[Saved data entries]
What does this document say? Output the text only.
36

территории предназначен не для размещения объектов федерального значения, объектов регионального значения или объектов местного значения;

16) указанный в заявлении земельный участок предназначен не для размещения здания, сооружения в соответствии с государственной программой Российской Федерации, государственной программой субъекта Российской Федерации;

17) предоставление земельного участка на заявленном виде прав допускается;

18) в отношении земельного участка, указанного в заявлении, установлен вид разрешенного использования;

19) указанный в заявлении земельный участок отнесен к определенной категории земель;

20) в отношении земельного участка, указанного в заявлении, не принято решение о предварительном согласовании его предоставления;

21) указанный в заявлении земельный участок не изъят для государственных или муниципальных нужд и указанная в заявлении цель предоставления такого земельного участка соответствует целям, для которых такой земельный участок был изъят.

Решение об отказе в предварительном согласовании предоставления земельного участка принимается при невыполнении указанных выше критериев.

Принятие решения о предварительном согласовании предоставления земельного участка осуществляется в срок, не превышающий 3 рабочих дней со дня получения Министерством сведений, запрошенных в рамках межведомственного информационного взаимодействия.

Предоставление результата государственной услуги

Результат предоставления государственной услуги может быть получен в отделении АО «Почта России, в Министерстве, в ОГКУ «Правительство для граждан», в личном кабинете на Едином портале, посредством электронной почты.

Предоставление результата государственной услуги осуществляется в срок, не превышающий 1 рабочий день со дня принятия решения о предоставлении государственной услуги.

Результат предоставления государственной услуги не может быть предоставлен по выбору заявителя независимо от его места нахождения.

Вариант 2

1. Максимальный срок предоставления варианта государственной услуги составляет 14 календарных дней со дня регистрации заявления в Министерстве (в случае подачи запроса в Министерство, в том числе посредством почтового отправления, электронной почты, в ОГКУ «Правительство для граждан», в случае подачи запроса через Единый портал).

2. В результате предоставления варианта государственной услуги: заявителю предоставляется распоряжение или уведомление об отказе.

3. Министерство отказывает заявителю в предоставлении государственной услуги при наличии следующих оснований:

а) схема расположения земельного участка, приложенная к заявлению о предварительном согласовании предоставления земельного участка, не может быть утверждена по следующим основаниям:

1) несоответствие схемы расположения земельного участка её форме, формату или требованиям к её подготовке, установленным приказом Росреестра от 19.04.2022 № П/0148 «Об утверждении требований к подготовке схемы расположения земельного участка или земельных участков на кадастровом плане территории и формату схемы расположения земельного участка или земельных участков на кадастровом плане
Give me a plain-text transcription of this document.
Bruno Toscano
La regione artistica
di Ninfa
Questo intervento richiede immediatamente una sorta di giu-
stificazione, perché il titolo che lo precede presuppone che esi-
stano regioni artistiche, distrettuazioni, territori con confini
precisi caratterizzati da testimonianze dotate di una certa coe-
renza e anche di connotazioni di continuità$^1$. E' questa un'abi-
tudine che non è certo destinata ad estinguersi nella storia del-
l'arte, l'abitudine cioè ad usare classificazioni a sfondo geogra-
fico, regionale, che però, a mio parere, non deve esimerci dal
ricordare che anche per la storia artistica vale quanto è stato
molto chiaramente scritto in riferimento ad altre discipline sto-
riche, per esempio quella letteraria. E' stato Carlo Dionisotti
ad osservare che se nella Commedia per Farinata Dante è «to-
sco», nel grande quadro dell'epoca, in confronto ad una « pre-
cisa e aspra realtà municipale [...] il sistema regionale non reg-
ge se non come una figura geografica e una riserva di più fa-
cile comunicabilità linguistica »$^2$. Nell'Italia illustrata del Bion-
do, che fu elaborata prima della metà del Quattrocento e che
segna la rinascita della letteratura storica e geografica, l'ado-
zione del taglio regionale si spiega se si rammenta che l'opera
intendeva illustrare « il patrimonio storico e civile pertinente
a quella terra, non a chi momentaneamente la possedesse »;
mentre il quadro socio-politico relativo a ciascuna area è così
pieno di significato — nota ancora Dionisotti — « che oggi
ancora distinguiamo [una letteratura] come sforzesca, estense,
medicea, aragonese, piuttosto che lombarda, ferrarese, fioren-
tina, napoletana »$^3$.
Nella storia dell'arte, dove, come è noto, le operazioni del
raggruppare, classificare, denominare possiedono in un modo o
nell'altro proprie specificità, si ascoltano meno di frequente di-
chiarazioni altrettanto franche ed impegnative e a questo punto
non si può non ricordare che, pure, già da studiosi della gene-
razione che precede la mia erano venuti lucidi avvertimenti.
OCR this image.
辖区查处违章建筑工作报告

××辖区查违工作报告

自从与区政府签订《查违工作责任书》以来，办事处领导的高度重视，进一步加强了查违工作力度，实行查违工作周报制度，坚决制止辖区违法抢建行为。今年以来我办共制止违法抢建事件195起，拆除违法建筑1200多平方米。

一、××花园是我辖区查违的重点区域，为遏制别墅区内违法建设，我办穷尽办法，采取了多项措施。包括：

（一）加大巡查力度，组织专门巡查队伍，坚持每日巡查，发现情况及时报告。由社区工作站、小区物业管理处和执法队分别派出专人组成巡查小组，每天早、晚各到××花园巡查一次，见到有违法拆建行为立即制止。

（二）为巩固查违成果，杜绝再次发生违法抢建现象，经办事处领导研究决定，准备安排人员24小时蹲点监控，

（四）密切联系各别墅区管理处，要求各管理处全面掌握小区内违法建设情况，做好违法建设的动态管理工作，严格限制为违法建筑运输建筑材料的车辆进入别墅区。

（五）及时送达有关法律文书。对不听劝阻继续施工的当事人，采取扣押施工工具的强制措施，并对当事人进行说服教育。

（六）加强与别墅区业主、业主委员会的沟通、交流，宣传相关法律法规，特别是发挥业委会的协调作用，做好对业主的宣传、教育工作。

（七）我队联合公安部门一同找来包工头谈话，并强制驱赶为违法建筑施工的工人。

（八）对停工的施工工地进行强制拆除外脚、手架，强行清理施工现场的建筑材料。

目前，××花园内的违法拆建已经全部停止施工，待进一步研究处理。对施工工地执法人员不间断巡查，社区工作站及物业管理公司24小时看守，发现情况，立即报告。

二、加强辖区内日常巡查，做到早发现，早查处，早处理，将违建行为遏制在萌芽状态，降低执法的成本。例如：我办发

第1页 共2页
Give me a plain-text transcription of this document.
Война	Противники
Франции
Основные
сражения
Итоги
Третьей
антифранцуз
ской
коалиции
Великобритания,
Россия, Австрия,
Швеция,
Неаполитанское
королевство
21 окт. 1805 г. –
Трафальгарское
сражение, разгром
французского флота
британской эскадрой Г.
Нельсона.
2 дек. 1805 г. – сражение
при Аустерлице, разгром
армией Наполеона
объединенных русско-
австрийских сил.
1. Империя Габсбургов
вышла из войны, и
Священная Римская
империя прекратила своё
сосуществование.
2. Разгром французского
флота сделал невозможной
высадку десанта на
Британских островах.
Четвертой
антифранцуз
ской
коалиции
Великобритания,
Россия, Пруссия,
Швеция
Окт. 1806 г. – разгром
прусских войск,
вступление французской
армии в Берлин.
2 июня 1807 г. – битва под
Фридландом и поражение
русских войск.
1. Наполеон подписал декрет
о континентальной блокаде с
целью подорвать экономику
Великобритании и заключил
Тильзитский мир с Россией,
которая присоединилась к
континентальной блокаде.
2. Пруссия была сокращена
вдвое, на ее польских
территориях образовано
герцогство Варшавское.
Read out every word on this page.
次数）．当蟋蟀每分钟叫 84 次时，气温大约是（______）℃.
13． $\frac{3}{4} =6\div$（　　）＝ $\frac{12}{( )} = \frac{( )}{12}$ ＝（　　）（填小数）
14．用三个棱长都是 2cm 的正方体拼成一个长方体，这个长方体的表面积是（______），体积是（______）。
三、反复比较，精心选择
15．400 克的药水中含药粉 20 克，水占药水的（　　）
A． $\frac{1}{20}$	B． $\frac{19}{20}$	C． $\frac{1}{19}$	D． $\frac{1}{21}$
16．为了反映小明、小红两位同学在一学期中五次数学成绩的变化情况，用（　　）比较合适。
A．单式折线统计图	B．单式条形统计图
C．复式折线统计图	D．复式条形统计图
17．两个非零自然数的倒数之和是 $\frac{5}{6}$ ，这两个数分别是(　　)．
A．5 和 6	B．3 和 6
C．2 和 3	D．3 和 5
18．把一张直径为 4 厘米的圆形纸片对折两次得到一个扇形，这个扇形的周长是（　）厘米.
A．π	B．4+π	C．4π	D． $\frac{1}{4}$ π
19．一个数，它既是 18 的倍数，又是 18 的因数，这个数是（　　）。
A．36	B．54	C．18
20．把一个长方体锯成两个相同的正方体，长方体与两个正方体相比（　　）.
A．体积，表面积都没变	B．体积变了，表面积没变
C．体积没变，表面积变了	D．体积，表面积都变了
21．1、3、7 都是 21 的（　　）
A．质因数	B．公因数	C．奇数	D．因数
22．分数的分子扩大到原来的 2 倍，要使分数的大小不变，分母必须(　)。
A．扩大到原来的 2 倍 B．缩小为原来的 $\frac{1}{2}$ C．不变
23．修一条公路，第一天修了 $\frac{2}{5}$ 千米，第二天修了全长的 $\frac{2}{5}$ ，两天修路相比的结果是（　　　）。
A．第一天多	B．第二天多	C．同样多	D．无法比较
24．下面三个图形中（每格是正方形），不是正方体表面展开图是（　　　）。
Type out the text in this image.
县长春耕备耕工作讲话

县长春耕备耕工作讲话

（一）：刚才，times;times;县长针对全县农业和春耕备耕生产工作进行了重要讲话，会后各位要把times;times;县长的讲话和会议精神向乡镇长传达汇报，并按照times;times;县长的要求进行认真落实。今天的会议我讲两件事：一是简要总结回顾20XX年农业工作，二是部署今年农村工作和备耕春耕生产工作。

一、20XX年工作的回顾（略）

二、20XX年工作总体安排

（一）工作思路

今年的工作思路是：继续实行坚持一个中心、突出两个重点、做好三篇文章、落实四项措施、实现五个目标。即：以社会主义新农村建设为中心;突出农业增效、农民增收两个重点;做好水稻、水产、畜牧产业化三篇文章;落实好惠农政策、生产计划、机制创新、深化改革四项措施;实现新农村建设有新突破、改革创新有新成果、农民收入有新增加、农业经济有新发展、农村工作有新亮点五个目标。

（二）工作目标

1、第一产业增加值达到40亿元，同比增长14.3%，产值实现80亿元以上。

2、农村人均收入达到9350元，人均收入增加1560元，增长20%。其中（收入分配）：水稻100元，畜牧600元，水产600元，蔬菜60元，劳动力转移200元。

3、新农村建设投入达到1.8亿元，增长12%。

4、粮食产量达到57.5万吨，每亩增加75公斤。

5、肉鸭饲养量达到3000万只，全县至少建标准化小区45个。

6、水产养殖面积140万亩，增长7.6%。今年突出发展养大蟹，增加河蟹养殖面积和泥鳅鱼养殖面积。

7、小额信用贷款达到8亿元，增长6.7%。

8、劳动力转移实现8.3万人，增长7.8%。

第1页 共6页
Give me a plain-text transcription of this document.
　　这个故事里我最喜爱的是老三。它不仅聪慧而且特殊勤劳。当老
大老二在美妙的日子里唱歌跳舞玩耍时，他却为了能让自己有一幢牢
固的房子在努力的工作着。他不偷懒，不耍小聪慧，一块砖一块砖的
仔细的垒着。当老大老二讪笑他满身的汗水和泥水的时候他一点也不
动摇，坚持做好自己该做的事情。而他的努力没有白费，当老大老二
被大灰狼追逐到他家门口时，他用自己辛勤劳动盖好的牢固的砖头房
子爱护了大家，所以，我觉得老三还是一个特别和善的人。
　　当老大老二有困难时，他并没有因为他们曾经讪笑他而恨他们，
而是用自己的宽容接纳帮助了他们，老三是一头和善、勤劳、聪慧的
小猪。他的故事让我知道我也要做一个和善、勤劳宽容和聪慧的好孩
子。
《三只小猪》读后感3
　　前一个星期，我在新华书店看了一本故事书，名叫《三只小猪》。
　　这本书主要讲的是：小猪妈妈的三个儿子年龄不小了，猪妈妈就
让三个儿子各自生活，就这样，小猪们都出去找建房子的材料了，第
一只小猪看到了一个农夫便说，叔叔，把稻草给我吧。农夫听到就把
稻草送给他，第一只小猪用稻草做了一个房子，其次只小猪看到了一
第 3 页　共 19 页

TASK BRIEF:
How many lines of these entries hold the string "ОГКУ"? Answer with the number alone.

RESPONSE TO THE EXERCISE:
2